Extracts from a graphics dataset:
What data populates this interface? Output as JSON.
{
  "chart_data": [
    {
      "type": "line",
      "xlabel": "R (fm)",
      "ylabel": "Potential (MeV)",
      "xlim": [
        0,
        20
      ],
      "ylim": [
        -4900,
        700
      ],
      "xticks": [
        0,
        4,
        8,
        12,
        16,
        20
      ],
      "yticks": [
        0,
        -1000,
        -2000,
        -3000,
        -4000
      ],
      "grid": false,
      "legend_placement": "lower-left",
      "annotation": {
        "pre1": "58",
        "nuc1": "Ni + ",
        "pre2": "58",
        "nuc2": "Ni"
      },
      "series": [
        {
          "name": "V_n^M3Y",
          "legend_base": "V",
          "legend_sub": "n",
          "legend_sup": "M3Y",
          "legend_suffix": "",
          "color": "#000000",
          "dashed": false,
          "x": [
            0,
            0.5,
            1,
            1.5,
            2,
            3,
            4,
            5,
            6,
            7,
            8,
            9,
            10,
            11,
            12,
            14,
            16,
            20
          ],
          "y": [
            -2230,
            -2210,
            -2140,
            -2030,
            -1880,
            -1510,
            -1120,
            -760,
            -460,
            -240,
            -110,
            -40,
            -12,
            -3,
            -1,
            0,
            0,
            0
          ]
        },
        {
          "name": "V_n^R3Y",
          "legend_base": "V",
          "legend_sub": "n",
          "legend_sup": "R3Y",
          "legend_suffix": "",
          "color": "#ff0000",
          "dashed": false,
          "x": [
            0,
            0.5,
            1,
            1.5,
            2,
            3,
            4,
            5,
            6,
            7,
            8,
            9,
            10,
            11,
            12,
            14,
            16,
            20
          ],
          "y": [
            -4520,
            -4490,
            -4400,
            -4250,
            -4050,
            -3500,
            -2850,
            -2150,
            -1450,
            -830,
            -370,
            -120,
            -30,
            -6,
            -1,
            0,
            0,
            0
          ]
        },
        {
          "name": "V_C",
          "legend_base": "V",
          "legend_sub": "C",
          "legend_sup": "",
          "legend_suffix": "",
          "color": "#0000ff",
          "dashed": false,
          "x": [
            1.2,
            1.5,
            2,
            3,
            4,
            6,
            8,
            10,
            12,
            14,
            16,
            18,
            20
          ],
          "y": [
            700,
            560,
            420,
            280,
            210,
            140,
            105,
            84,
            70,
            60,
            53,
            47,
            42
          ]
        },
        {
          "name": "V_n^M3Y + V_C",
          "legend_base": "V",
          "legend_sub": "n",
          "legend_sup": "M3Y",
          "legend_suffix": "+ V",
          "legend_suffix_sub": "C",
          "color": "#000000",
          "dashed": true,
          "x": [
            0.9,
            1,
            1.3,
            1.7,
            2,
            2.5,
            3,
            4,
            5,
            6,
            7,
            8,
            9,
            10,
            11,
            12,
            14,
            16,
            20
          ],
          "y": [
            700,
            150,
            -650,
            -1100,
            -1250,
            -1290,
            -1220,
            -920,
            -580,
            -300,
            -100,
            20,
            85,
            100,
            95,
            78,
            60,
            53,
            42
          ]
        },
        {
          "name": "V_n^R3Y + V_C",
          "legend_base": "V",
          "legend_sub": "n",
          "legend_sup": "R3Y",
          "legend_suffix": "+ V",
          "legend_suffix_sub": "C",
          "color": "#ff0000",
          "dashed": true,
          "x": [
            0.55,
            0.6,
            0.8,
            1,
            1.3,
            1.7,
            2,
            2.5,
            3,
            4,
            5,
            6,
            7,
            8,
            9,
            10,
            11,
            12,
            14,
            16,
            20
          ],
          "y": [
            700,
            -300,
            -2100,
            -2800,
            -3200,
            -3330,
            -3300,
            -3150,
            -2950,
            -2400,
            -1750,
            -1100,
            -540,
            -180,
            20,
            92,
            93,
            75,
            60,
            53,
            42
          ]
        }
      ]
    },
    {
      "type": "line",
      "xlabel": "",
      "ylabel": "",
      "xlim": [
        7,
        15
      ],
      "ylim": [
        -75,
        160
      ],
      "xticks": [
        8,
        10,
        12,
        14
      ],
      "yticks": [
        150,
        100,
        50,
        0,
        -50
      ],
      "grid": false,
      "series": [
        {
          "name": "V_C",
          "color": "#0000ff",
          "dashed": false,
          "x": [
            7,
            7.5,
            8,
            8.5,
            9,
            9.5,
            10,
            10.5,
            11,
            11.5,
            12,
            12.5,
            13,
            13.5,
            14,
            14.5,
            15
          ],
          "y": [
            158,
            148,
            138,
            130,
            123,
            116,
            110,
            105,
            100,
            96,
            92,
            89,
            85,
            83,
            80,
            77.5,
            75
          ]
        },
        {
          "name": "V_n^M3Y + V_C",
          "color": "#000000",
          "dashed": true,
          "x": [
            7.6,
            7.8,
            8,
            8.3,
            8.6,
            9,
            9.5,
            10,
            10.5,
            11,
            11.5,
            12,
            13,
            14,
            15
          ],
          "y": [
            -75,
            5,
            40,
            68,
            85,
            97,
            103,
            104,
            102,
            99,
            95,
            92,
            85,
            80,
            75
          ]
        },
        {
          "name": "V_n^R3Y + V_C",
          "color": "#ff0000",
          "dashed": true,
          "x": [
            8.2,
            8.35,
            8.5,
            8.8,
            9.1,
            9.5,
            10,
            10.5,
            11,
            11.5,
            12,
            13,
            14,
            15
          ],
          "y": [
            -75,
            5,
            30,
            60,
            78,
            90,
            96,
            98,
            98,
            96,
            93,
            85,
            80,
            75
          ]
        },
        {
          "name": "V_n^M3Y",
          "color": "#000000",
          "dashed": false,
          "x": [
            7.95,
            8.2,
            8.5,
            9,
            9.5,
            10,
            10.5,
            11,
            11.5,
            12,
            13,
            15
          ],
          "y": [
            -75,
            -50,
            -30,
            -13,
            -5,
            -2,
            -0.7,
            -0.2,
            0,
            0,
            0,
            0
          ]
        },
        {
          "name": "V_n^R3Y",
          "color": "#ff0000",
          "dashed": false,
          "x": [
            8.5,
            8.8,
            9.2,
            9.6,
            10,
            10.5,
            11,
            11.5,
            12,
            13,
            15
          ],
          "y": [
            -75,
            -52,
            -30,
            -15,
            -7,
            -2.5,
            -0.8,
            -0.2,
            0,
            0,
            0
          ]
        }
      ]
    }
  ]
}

INSTRUCTIONS FOR THE TASK: Repeat the records above exactly, from the first line to the last.

WRITTEN RESPONSE:
What data populates this interface? Output as JSON.
{
  "chart_data": [
    {
      "type": "line",
      "xlabel": "R (fm)",
      "ylabel": "Potential (MeV)",
      "xlim": [
        0,
        20
      ],
      "ylim": [
        -4900,
        700
      ],
      "xticks": [
        0,
        4,
        8,
        12,
        16,
        20
      ],
      "yticks": [
        0,
        -1000,
        -2000,
        -3000,
        -4000
      ],
      "grid": false,
      "legend_placement": "lower-left",
      "annotation": {
        "pre1": "58",
        "nuc1": "Ni + ",
        "pre2": "58",
        "nuc2": "Ni"
      },
      "series": [
        {
          "name": "V_n^M3Y",
          "legend_base": "V",
          "legend_sub": "n",
          "legend_sup": "M3Y",
          "legend_suffix": "",
          "color": "#000000",
          "dashed": false,
          "x": [
            0,
            0.5,
            1,
            1.5,
            2,
            3,
            4,
            5,
            6,
            7,
            8,
            9,
            10,
            11,
            12,
            14,
            16,
            20
          ],
          "y": [
            -2230,
            -2210,
            -2140,
            -2030,
            -1880,
            -1510,
            -1120,
            -760,
            -460,
            -240,
            -110,
            -40,
            -12,
            -3,
            -1,
            0,
            0,
            0
          ]
        },
        {
          "name": "V_n^R3Y",
          "legend_base": "V",
          "legend_sub": "n",
          "legend_sup": "R3Y",
          "legend_suffix": "",
          "color": "#ff0000",
          "dashed": false,
          "x": [
            0,
            0.5,
            1,
            1.5,
            2,
            3,
            4,
            5,
            6,
            7,
            8,
            9,
            10,
            11,
            12,
            14,
            16,
            20
          ],
          "y": [
            -4520,
            -4490,
            -4400,
            -4250,
            -4050,
            -3500,
            -2850,
            -2150,
            -1450,
            -830,
            -370,
            -120,
            -30,
            -6,
            -1,
            0,
            0,
            0
          ]
        },
        {
          "name": "V_C",
          "legend_base": "V",
          "legend_sub": "C",
          "legend_sup": "",
          "legend_suffix": "",
          "color": "#0000ff",
          "dashed": false,
          "x": [
            1.2,
            1.5,
            2,
            3,
            4,
            6,
            8,
            10,
            12,
            14,
            16,
            18,
            20
          ],
          "y": [
            700,
            560,
            420,
            280,
            210,
            140,
            105,
            84,
            70,
            60,
            53,
            47,
            42
          ]
        },
        {
          "name": "V_n^M3Y + V_C",
          "legend_base": "V",
          "legend_sub": "n",
          "legend_sup": "M3Y",
          "legend_suffix": "+ V",
          "legend_suffix_sub": "C",
          "color": "#000000",
          "dashed": true,
          "x": [
            0.9,
            1,
            1.3,
            1.7,
            2,
            2.5,
            3,
            4,
            5,
            6,
            7,
            8,
            9,
            10,
            11,
            12,
            14,
            16,
            20
          ],
          "y": [
            700,
            150,
            -650,
            -1100,
            -1250,
            -1290,
            -1220,
            -920,
            -580,
            -300,
            -100,
            20,
            85,
            100,
            95,
            78,
            60,
            53,
            42
          ]
        },
        {
          "name": "V_n^R3Y + V_C",
          "legend_base": "V",
          "legend_sub": "n",
          "legend_sup": "R3Y",
          "legend_suffix": "+ V",
          "legend_suffix_sub": "C",
          "color": "#ff0000",
          "dashed": true,
          "x": [
            0.55,
            0.6,
            0.8,
            1,
            1.3,
            1.7,
            2,
            2.5,
            3,
            4,
            5,
            6,
            7,
            8,
            9,
            10,
            11,
            12,
            14,
            16,
            20
          ],
          "y": [
            700,
            -300,
            -2100,
            -2800,
            -3200,
            -3330,
            -3300,
            -3150,
            -2950,
            -2400,
            -1750,
            -1100,
            -540,
            -180,
            20,
            92,
            93,
            75,
            60,
            53,
            42
          ]
        }
      ]
    },
    {
      "type": "line",
      "xlabel": "",
      "ylabel": "",
      "xlim": [
        7,
        15
      ],
      "ylim": [
        -75,
        160
      ],
      "xticks": [
        8,
        10,
        12,
        14
      ],
      "yticks": [
        150,
        100,
        50,
        0,
        -50
      ],
      "grid": false,
      "series": [
        {
          "name": "V_C",
          "color": "#0000ff",
          "dashed": false,
          "x": [
            7,
            7.5,
            8,
            8.5,
            9,
            9.5,
            10,
            10.5,
            11,
            11.5,
            12,
            12.5,
            13,
            13.5,
            14,
            14.5,
            15
          ],
          "y": [
            158,
            148,
            138,
            130,
            123,
            116,
            110,
            105,
            100,
            96,
            92,
            89,
            85,
            83,
            80,
            77.5,
            75
          ]
        },
        {
          "name": "V_n^M3Y + V_C",
          "color": "#000000",
          "dashed": true,
          "x": [
            7.6,
            7.8,
            8,
            8.3,
            8.6,
            9,
            9.5,
            10,
            10.5,
            11,
            11.5,
            12,
            13,
            14,
            15
          ],
          "y": [
            -75,
            5,
            40,
            68,
            85,
            97,
            103,
            104,
            102,
            99,
            95,
            92,
            85,
            80,
            75
          ]
        },
        {
          "name": "V_n^R3Y + V_C",
          "color": "#ff0000",
          "dashed": true,
          "x": [
            8.2,
            8.35,
            8.5,
            8.8,
            9.1,
            9.5,
            10,
            10.5,
            11,
            11.5,
            12,
            13,
            14,
            15
          ],
          "y": [
            -75,
            5,
            30,
            60,
            78,
            90,
            96,
            98,
            98,
            96,
            93,
            85,
            80,
            75
          ]
        },
        {
          "name": "V_n^M3Y",
          "color": "#000000",
          "dashed": false,
          "x": [
            7.95,
            8.2,
            8.5,
            9,
            9.5,
            10,
            10.5,
            11,
            11.5,
            12,
            13,
            15
          ],
          "y": [
            -75,
            -50,
            -30,
            -13,
            -5,
            -2,
            -0.7,
            -0.2,
            0,
            0,
            0,
            0
          ]
        },
        {
          "name": "V_n^R3Y",
          "color": "#ff0000",
          "dashed": false,
          "x": [
            8.5,
            8.8,
            9.2,
            9.6,
            10,
            10.5,
            11,
            11.5,
            12,
            13,
            15
          ],
          "y": [
            -75,
            -52,
            -30,
            -15,
            -7,
            -2.5,
            -0.8,
            -0.2,
            0,
            0,
            0
          ]
        }
      ]
    }
  ]
}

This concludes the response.